EXERCISE
Copy out all lines that carry the word "данных".

******************************

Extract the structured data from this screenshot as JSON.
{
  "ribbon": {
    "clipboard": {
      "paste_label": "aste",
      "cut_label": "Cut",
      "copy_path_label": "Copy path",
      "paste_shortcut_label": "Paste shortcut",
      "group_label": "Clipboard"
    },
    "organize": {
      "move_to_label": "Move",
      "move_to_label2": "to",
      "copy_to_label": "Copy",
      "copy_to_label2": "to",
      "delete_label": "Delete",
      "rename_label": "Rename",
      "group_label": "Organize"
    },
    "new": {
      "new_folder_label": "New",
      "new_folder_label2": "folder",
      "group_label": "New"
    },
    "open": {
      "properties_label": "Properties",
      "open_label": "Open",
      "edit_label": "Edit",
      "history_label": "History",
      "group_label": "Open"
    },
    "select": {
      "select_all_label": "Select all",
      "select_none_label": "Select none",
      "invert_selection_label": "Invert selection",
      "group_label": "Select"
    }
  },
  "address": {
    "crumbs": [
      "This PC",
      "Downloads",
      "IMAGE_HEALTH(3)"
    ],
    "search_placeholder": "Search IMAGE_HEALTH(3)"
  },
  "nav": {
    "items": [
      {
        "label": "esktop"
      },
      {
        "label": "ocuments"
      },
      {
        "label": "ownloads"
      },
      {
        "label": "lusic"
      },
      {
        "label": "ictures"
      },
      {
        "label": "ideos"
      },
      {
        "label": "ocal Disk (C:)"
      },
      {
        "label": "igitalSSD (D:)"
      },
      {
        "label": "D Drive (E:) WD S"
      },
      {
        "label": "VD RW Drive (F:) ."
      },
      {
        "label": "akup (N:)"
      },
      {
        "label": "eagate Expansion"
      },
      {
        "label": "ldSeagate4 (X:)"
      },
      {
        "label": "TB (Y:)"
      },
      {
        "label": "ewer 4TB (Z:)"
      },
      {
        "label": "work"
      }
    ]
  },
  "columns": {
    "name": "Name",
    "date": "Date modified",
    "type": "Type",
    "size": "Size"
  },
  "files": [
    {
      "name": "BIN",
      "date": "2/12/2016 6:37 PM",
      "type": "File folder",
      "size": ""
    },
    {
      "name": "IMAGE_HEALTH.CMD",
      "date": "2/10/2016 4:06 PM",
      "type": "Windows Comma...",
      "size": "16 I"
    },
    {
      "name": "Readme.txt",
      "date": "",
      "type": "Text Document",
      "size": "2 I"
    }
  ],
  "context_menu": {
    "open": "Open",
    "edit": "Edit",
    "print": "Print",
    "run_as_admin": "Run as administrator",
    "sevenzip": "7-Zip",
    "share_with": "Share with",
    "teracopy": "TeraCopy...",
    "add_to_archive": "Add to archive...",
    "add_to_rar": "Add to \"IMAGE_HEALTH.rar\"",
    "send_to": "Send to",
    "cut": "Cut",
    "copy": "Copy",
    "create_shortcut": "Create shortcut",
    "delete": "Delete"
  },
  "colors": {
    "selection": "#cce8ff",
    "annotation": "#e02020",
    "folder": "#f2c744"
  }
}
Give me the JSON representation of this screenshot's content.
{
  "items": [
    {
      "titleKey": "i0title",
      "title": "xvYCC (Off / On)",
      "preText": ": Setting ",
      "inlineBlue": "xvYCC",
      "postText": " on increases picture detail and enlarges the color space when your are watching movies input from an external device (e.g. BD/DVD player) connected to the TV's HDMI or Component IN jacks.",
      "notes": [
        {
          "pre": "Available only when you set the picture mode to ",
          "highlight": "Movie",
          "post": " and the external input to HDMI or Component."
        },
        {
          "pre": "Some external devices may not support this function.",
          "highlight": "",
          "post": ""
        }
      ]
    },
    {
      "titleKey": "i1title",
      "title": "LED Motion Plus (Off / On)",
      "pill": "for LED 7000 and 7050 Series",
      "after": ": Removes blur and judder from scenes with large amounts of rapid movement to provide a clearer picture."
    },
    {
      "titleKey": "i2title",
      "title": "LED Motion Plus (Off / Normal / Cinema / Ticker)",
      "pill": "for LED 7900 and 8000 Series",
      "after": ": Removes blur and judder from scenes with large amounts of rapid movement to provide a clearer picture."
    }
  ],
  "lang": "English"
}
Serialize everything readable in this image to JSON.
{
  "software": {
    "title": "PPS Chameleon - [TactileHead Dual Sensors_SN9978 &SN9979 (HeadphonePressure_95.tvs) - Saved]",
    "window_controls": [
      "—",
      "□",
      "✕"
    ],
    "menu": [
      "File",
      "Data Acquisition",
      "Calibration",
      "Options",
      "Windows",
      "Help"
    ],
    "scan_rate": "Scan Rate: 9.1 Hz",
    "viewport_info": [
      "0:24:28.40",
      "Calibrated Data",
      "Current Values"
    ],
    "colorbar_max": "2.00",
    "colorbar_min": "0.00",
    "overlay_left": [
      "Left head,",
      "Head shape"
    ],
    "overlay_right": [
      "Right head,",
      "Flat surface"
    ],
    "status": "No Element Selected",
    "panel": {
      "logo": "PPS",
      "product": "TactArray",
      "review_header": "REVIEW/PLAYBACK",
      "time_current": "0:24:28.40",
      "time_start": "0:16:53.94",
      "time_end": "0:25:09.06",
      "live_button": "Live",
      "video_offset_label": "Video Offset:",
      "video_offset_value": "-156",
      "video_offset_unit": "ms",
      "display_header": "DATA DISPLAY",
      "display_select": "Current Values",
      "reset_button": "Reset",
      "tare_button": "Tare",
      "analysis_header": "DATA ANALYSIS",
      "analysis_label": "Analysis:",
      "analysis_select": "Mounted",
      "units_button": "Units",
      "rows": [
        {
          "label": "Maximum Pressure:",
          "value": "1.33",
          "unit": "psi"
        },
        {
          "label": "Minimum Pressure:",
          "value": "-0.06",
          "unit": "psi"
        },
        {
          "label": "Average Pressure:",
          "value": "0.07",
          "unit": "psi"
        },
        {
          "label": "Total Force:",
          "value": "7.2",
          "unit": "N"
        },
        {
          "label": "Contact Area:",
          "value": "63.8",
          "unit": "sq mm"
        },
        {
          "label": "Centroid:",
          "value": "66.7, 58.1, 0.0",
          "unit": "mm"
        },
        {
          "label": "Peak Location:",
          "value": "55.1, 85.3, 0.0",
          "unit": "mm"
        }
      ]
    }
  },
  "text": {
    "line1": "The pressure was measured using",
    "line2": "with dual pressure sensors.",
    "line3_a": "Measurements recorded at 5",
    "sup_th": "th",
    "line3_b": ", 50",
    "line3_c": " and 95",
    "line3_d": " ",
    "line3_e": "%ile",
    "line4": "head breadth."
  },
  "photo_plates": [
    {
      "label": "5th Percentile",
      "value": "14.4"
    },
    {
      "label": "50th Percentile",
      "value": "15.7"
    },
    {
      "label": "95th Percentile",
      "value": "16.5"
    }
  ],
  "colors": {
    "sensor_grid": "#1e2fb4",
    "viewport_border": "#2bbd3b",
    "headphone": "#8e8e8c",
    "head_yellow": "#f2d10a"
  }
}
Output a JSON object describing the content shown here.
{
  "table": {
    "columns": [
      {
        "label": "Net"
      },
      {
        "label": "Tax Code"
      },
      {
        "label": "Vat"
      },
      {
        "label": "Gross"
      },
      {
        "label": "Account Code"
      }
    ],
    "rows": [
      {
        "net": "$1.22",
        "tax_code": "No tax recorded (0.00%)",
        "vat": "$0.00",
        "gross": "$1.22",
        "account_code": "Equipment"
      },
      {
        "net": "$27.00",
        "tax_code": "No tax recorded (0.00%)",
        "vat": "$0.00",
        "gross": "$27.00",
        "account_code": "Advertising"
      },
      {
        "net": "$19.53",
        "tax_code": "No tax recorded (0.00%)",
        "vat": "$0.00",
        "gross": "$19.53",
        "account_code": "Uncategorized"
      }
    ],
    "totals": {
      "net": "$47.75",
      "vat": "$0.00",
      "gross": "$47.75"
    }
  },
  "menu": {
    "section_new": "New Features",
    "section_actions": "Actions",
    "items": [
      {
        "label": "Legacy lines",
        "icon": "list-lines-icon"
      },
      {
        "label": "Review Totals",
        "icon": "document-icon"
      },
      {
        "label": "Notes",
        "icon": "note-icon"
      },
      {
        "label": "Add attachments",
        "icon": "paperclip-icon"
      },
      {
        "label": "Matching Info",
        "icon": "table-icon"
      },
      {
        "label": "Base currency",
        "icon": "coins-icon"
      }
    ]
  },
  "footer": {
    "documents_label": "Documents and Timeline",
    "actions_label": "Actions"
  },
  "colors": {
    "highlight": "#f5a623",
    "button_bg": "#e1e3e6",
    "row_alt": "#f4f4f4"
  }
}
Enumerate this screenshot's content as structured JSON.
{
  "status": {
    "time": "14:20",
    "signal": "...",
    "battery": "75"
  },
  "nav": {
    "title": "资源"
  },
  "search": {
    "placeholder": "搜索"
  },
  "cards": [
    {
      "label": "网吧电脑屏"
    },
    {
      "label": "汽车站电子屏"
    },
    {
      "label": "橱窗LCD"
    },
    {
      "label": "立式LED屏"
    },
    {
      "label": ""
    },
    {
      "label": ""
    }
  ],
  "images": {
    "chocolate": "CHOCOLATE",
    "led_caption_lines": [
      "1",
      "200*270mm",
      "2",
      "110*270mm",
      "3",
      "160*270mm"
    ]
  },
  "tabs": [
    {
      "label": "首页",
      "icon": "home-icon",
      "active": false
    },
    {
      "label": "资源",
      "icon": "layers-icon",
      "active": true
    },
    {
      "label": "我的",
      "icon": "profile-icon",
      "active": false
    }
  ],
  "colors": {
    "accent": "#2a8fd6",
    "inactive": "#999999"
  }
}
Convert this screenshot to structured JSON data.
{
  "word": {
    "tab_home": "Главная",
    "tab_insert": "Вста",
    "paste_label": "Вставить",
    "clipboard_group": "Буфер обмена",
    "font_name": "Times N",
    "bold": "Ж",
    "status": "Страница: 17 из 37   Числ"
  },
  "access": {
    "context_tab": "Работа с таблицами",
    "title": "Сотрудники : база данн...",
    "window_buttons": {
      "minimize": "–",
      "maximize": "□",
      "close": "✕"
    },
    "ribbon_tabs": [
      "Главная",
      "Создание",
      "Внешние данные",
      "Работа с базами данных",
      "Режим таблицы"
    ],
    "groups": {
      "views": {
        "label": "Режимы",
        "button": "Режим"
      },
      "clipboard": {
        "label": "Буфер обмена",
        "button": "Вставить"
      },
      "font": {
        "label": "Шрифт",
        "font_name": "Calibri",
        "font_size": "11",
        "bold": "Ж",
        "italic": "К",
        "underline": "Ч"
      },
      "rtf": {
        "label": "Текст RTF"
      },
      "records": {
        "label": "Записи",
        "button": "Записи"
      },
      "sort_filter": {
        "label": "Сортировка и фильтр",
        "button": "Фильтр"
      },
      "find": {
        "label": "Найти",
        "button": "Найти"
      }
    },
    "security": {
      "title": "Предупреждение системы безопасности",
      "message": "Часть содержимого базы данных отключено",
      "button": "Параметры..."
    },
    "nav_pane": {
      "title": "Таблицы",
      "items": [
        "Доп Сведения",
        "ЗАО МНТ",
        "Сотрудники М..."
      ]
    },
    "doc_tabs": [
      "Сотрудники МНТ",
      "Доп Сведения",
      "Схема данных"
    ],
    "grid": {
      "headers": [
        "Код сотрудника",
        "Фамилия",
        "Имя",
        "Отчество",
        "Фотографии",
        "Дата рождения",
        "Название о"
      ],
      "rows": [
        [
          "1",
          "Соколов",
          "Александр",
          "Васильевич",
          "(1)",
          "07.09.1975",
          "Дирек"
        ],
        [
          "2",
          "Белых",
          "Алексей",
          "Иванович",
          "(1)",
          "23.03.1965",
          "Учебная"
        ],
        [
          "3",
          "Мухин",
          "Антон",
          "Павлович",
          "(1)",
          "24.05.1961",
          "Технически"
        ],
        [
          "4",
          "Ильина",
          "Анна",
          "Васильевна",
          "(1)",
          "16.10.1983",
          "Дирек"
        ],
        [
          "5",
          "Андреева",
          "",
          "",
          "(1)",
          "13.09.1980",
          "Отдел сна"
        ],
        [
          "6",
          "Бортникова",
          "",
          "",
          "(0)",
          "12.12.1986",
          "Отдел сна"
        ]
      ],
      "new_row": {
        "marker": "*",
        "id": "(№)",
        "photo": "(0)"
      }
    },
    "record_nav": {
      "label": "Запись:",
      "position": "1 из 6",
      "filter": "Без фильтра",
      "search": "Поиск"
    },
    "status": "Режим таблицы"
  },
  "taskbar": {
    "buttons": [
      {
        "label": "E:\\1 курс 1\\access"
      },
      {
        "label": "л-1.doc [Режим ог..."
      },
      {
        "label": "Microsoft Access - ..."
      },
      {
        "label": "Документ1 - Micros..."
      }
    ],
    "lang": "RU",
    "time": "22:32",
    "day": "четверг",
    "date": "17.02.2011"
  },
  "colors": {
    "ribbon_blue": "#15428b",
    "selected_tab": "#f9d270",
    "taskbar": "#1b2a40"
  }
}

******************************

SOLUTION TO THIS EXERCISE
      "Работа с базами данных",
      "message": "Часть содержимого базы данных отключено",
      "Схема данных"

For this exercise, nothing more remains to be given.